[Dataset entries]
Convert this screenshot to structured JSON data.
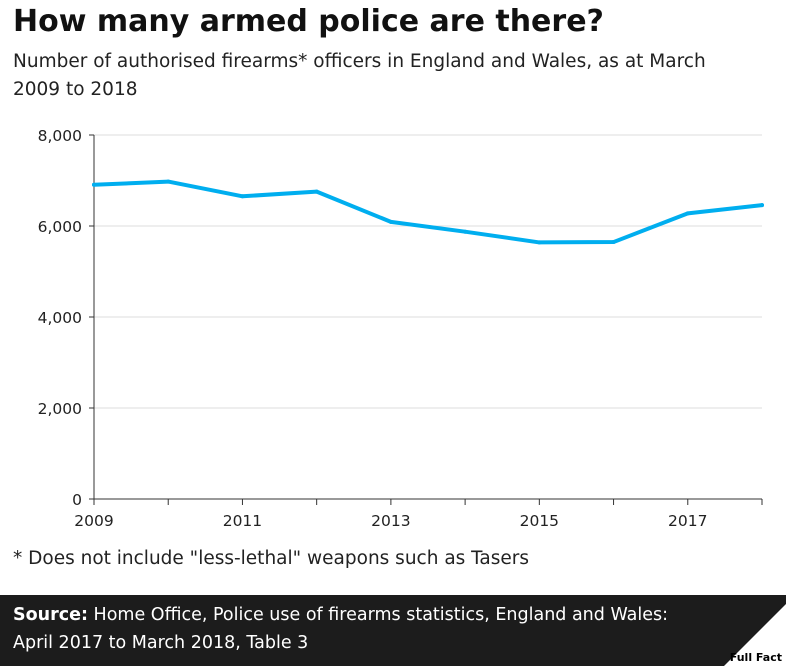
{
  "title": "How many armed police are there?",
  "subtitle": "Number of authorised firearms* officers in England and Wales, as at March 2009 to 2018",
  "footnote": "* Does not include \"less-lethal\" weapons such as Tasers",
  "source": {
    "label": "Source:",
    "text": "Home Office, Police use of firearms statistics, England and Wales: April 2017 to March 2018, Table 3"
  },
  "logo": {
    "text": "Full Fact"
  },
  "colors": {
    "line": "#00aeef",
    "axis": "#333333",
    "grid": "#dddddd",
    "source_bg": "#1c1c1c"
  },
  "chart_data": {
    "type": "line",
    "title": "How many armed police are there?",
    "xlabel": "",
    "ylabel": "",
    "x": [
      2009,
      2010,
      2011,
      2012,
      2013,
      2014,
      2015,
      2016,
      2017,
      2018
    ],
    "series": [
      {
        "name": "Authorised firearms officers",
        "values": [
          6906,
          6976,
          6653,
          6756,
          6091,
          5875,
          5639,
          5647,
          6278,
          6459
        ]
      }
    ],
    "xlim": [
      2009,
      2018
    ],
    "ylim": [
      0,
      8000
    ],
    "yticks": [
      0,
      2000,
      4000,
      6000,
      8000
    ],
    "ytick_labels": [
      "0",
      "2,000",
      "4,000",
      "6,000",
      "8,000"
    ],
    "xtick_labels": [
      "2009",
      "2011",
      "2013",
      "2015",
      "2017"
    ],
    "grid": true
  }
}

**Work to complete**
Identify the lines that hold the word "many". Copy every one of them.

**Solution to this exercise**
  "title": "How many armed police are there?",
    "title": "How many armed police are there?",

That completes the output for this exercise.